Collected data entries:
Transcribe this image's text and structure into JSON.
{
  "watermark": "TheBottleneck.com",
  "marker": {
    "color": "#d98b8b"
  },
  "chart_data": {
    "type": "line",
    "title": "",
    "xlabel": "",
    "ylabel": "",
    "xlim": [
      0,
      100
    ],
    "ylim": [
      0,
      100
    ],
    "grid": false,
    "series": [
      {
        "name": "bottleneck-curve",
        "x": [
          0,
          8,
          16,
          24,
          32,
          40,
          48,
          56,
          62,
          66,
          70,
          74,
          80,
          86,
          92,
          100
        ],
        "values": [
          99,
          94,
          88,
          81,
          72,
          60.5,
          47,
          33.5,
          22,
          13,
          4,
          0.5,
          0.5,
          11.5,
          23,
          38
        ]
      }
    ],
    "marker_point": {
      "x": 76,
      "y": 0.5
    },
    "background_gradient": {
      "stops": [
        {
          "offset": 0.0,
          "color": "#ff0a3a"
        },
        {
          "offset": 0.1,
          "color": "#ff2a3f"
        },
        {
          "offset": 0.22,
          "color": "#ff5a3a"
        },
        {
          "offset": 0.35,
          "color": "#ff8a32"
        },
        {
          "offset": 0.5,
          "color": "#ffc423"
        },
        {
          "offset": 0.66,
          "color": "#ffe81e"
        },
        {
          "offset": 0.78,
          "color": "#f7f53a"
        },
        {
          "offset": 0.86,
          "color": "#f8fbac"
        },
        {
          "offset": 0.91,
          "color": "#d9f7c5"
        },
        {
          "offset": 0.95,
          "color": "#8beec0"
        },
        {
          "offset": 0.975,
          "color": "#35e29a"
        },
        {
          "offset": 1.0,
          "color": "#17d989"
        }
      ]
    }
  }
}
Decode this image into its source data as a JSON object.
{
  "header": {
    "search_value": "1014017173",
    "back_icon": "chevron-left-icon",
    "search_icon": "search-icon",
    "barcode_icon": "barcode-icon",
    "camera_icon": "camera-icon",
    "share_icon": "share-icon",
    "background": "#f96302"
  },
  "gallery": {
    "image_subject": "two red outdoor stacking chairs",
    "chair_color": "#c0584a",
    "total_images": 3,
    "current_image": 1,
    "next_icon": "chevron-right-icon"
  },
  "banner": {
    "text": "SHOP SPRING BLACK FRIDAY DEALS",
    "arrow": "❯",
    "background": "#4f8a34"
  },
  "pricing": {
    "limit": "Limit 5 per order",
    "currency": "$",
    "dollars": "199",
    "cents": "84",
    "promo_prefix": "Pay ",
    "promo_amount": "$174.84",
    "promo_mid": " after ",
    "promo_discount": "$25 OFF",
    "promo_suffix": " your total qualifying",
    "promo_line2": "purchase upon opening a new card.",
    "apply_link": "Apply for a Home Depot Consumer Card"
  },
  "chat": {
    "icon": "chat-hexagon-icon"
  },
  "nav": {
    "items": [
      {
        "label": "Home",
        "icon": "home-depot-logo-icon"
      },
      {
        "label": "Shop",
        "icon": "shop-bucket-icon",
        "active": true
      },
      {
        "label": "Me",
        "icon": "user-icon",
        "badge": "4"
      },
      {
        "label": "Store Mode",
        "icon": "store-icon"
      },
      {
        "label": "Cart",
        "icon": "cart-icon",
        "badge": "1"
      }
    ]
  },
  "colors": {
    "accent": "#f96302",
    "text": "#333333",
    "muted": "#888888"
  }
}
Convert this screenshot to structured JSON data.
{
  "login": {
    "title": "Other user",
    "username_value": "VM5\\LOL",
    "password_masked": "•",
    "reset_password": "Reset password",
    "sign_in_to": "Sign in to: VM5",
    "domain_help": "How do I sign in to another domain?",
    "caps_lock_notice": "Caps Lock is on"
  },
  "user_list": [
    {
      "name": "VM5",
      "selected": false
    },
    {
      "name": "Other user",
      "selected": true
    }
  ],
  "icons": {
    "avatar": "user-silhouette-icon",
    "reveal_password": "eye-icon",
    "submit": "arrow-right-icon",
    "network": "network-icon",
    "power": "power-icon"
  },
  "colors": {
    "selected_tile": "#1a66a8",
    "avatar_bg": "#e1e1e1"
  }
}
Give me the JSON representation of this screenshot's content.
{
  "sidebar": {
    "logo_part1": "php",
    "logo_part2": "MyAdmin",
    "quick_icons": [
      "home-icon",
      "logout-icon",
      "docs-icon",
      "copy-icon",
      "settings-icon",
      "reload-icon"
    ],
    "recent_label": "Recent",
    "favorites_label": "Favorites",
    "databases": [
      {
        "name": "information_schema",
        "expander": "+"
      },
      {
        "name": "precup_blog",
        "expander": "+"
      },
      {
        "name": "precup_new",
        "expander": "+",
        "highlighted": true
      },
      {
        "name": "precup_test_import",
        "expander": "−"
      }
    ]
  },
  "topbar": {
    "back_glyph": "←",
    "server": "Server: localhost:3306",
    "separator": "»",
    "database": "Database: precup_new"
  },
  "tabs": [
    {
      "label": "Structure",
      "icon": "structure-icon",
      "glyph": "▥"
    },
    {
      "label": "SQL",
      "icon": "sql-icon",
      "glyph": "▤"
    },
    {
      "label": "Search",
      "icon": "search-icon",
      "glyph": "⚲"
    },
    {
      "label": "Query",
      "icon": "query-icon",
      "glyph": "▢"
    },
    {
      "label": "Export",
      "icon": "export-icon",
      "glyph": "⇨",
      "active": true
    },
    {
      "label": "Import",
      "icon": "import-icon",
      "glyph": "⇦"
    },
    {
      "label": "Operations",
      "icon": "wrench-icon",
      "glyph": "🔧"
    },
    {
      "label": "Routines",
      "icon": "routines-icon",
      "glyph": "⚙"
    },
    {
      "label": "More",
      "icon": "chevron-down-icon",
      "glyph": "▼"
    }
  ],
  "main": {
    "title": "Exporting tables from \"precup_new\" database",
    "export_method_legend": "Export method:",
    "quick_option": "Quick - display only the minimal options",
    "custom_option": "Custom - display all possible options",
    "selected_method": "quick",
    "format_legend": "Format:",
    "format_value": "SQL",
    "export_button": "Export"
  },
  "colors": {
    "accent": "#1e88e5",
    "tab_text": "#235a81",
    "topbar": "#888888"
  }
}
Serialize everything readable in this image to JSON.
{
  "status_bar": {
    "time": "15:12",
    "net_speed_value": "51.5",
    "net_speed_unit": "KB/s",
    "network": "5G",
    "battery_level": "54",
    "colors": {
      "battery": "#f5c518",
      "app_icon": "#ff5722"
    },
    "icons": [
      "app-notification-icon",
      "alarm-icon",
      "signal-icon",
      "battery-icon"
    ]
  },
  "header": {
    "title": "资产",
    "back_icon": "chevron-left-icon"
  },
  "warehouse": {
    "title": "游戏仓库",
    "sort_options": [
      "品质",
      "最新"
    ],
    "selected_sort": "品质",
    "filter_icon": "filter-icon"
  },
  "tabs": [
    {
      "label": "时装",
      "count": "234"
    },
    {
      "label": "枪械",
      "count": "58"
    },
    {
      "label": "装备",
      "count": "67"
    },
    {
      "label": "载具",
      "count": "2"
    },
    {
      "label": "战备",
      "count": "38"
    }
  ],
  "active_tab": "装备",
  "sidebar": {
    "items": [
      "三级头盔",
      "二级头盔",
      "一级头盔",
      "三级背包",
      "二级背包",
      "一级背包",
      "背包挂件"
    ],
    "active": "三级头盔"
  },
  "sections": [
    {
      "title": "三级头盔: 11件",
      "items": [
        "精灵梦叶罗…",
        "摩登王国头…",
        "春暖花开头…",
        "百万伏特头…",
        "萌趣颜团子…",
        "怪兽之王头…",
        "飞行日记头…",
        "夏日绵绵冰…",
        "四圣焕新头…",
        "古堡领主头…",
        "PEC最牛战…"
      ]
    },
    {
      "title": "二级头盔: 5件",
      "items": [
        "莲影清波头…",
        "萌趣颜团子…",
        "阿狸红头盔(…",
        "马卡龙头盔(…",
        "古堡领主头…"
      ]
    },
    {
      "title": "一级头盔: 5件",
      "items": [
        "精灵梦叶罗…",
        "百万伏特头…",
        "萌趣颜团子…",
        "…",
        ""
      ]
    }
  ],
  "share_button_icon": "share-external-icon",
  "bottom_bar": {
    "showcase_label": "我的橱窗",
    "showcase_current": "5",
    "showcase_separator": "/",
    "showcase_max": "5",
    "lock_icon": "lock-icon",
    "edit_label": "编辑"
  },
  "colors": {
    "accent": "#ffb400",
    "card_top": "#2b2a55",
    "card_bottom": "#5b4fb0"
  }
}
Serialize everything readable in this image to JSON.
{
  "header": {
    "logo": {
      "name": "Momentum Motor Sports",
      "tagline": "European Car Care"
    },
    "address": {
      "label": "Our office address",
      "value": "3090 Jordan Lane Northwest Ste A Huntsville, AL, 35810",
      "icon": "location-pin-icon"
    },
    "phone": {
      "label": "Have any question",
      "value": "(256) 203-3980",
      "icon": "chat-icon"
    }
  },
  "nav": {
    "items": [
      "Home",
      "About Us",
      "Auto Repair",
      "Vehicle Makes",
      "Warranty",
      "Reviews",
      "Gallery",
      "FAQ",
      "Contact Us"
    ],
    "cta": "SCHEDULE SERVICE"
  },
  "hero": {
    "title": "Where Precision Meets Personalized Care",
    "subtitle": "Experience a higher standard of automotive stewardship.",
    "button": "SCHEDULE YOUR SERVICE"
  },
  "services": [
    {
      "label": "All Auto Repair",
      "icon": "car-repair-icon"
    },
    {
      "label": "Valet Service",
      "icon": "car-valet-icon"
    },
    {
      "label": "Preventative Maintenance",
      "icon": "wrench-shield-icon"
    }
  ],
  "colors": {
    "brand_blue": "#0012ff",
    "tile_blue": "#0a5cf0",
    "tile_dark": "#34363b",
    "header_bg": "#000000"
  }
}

## Task statement
Find every line in the records that contains the word "share"; copy those lines.

## Answer for this exercise
    "share_icon": "share-icon",
  "share_button_icon": "share-external-icon",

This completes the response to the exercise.